▶ **Stated problem 1**
Please rewrite the listing lines from the line with "table-cell: 기타: [284, 645, 374, 679]" to the line with "bar: [707, 640, 834, 654]" as a numbered list, skipping any blank lines.

▶ **Reading text**

This post originated from an RSS feed registered with Ruby Buzz
by Andrew Johnson.
Original Post: Oniguruma (Ruby with Demon wheels)
Feed Title: Simple things ...
Feed URL: http://www.siaris.net/index.cgi/index.rss
Feed Description: On programming, problem solving, and communication.
Oniguruma is a
regular expression C library you can use in your own projects under the BSD
license, or you can install it as Ruby’s regular expression engine
(in which case it falls under the Ruby license). Oniguruma may be
translated to English as Demon Wheel (or something along those lines).
Oniguruma is slated to become Ruby’s default regular expression
engine, and Ruby 1.9 already has it included. But you don’t have to
wait to try it out — it is easily incorporated into 1.8* ruby builds
and basically just involves:
1 downloading and unpacking the latest oniguruma sources for Ruby 2
configure oniguruma with your Ruby source directory 3 make oniguruma (which
applies the patches to the Ruby sources) 4 rebuild and test your ruby (make
clean;make;make test) in Ruby directory 5 test oniguruma (make test) in
oniguruma directory
The only danger in doing this is forgetting that oniguruma is not yet
standard Ruby and shouldn’t be a dependency in released code. You
might want to build both a standard ruby and an oni-ruby (or perhaps
guru-ruby).

▶ **Stated problem 2**
Write the next part of the Oniguruma post, picking up after its final sentence.

▶ **Rows**
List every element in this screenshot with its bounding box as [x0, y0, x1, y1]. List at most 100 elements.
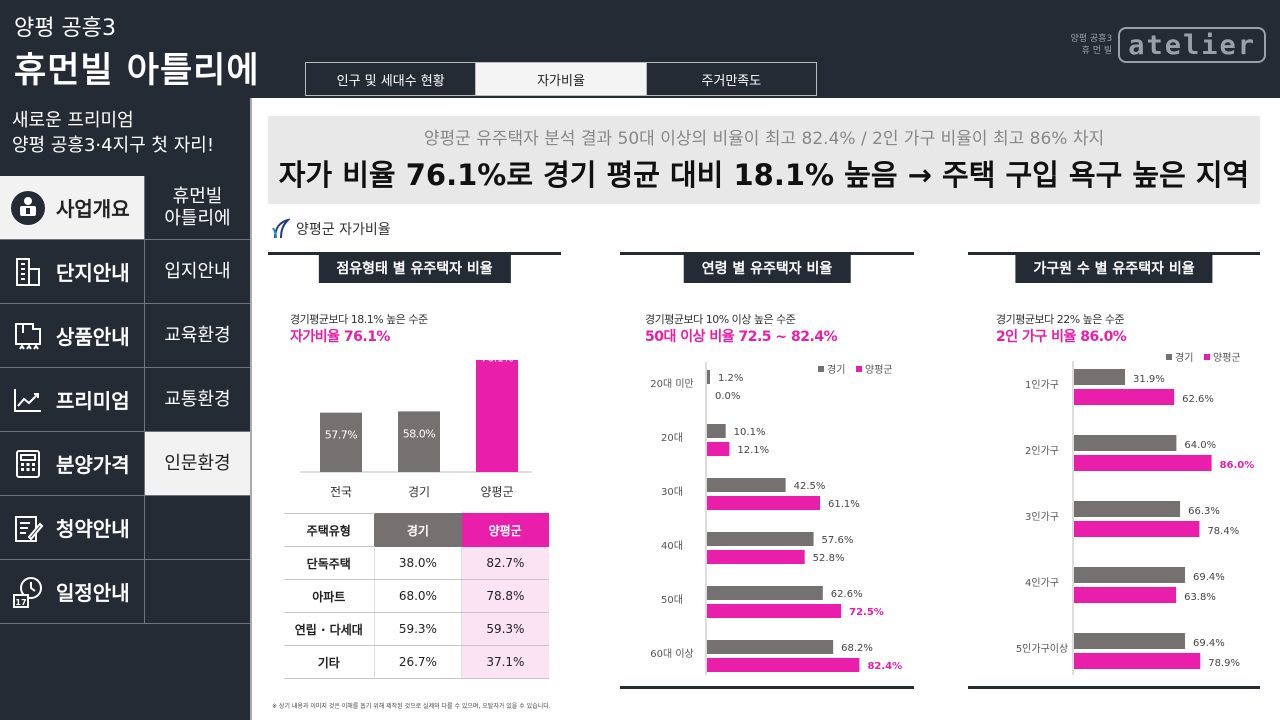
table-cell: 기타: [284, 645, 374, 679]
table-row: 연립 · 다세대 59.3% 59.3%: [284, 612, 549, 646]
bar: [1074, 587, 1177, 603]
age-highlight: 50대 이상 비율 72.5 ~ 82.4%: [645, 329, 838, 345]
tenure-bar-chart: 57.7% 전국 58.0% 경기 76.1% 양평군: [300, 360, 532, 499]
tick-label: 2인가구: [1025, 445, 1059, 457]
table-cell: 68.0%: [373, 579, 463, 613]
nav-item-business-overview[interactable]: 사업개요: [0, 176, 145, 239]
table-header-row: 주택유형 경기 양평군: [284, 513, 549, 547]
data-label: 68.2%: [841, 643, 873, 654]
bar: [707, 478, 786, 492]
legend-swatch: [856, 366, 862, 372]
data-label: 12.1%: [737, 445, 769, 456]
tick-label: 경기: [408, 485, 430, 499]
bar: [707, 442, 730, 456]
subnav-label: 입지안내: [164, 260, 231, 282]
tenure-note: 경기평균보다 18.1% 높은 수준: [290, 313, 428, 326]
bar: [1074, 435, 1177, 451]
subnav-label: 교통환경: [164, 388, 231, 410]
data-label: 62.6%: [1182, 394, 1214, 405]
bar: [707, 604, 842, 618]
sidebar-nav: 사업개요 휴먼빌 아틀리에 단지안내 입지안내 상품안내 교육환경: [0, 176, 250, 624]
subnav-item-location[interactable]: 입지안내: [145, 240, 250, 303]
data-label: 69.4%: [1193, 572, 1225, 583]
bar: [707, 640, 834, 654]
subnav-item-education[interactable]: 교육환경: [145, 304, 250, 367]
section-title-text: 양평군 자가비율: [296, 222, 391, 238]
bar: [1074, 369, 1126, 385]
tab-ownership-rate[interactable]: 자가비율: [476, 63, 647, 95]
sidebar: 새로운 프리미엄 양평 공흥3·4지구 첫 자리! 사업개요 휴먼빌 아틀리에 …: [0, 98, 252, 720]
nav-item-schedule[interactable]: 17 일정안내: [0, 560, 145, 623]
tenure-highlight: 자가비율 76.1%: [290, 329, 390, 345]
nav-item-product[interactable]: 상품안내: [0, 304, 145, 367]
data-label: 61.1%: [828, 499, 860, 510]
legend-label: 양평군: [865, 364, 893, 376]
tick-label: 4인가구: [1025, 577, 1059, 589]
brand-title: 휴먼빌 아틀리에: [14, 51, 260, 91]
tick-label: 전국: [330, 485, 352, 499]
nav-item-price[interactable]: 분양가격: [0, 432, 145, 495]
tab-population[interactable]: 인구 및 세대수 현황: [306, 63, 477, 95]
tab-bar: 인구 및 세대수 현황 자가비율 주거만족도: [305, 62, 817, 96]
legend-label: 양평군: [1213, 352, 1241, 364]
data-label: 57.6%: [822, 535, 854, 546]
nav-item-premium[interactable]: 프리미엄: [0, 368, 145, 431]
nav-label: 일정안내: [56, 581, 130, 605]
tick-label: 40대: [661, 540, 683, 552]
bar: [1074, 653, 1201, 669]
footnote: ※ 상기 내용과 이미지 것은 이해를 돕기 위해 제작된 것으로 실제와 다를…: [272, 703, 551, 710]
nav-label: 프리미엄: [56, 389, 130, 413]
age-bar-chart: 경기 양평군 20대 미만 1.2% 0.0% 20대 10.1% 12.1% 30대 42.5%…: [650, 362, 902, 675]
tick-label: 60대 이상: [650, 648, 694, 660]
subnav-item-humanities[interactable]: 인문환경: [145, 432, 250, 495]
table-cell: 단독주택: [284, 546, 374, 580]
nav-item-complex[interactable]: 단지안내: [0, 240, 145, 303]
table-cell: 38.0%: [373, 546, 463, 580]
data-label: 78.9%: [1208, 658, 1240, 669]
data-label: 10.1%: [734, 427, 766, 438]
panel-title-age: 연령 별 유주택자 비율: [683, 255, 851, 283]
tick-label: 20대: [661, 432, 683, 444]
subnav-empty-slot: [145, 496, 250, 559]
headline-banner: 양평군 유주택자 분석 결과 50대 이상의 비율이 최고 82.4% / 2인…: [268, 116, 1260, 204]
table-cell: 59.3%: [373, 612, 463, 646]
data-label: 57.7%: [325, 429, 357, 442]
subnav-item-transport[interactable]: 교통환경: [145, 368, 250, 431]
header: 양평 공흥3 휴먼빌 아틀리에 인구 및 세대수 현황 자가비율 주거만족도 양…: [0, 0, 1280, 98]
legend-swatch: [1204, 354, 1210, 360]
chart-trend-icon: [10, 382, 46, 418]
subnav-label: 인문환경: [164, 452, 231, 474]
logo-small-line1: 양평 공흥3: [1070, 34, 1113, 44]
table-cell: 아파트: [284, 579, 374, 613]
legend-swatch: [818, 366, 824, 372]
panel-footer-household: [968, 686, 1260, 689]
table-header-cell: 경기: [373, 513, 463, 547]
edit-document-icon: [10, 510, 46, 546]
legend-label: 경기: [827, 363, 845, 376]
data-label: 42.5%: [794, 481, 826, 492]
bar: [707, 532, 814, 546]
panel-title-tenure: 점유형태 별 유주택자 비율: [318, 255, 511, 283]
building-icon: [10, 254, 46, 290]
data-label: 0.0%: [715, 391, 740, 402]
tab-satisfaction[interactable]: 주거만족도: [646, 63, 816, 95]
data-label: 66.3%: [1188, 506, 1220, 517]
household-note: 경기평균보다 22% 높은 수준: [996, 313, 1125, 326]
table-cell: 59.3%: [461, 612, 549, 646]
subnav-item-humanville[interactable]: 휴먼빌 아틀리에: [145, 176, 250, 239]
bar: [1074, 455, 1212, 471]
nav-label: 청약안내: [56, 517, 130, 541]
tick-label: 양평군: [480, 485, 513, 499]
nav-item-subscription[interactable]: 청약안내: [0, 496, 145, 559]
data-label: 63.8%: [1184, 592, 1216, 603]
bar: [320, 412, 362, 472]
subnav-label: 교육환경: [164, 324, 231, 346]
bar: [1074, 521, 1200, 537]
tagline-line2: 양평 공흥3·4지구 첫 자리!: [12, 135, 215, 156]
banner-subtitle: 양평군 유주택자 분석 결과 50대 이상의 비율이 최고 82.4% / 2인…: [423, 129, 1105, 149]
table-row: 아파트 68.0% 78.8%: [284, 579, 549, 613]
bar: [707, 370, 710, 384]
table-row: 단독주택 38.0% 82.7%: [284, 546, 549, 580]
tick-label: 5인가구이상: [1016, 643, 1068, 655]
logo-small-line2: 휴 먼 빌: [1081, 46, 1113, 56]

▶ **Exercise output 1**
1. table-cell: 기타: [284, 645, 374, 679]
2. table-row: 연립 · 다세대 59.3% 59.3%: [284, 612, 549, 646]
3. bar: [1074, 587, 1177, 603]
4. age-highlight: 50대 이상 비율 72.5 ~ 82.4%: [645, 329, 838, 345]
5. tenure-bar-chart: 57.7% 전국 58.0% 경기 76.1% 양평군: [300, 360, 532, 499]
6. tick-label: 2인가구: [1025, 445, 1059, 457]
7. table-cell: 68.0%: [373, 579, 463, 613]
8. nav-item-business-overview[interactable]: 사업개요: [0, 176, 145, 239]
9. table-header-row: 주택유형 경기 양평군: [284, 513, 549, 547]
10. data-label: 68.2%: [841, 643, 873, 654]
11. bar: [707, 478, 786, 492]
12. legend-swatch: [856, 366, 862, 372]
13. data-label: 12.1%: [737, 445, 769, 456]
14. tick-label: 경기: [408, 485, 430, 499]
15. bar: [707, 442, 730, 456]
16. subnav-label: 입지안내: [164, 260, 231, 282]
17. tenure-note: 경기평균보다 18.1% 높은 수준: [290, 313, 428, 326]
18. bar: [1074, 435, 1177, 451]
19. subnav-label: 교통환경: [164, 388, 231, 410]
20. data-label: 62.6%: [1182, 394, 1214, 405]
21. bar: [707, 604, 842, 618]
22. sidebar-nav: 사업개요 휴먼빌 아틀리에 단지안내 입지안내 상품안내 교육환경: [0, 176, 250, 624]
23. subnav-item-location[interactable]: 입지안내: [145, 240, 250, 303]
24. data-label: 69.4%: [1193, 572, 1225, 583]
25. bar: [707, 640, 834, 654]

▶ **Exercise output 2**
Oniguruma brings several features to Ruby’s regexen, notably:
positive and negative look-behind
possessive quantifiers (like atomic/independent subexpressions but as
quantifier)
named backreferences
callable backreferences
Look-behind and callable backreferences are probably the main reasons
you’d want to install oniguruma.
Look-Behinds
Look-ahead assertions have been around for some time, in many regular
expression flavors. Look-behind assertions are less prevalent. Oniguruma
brings positive and negative look-behind assertions
((?<=…) and (?<!…) respectively) to
Ruby. Just like look-ahead assertions, these are zero-width assertions
— they match the current position if the assertion about what follows
(look-aheads) or precedes (look-behinds) is true. They do not consume any
part of the string.
Unlike look-ahead assertions, look-behinds must contain fixed-width
patterns which means: no indeterminate quantifiers. However, alternation is
allowed at the top level of the look-behind, and the alternations need not
be of the same fixed width. Capturing is allowed within positive
look-behinds, but not in negative look-behinds (which makes sense).
Callable Backreferences
Callable backreferences give us recursively defined regular expressions,
which allow one to match/extract arbitrarily nested balanced parentheses
(or other delimiters).
# to match a group of nested unescaped parentheses:
re = %r/((?<pg>\((?:\\[()]|[^()]|\g<pg>)*\)))/
s = 'some(stri\)\((()x)(((c)d)e)\))ng'
mt = s.match re
puts mt[1]
==> (stri\)\((()x)(((c)d)e)\))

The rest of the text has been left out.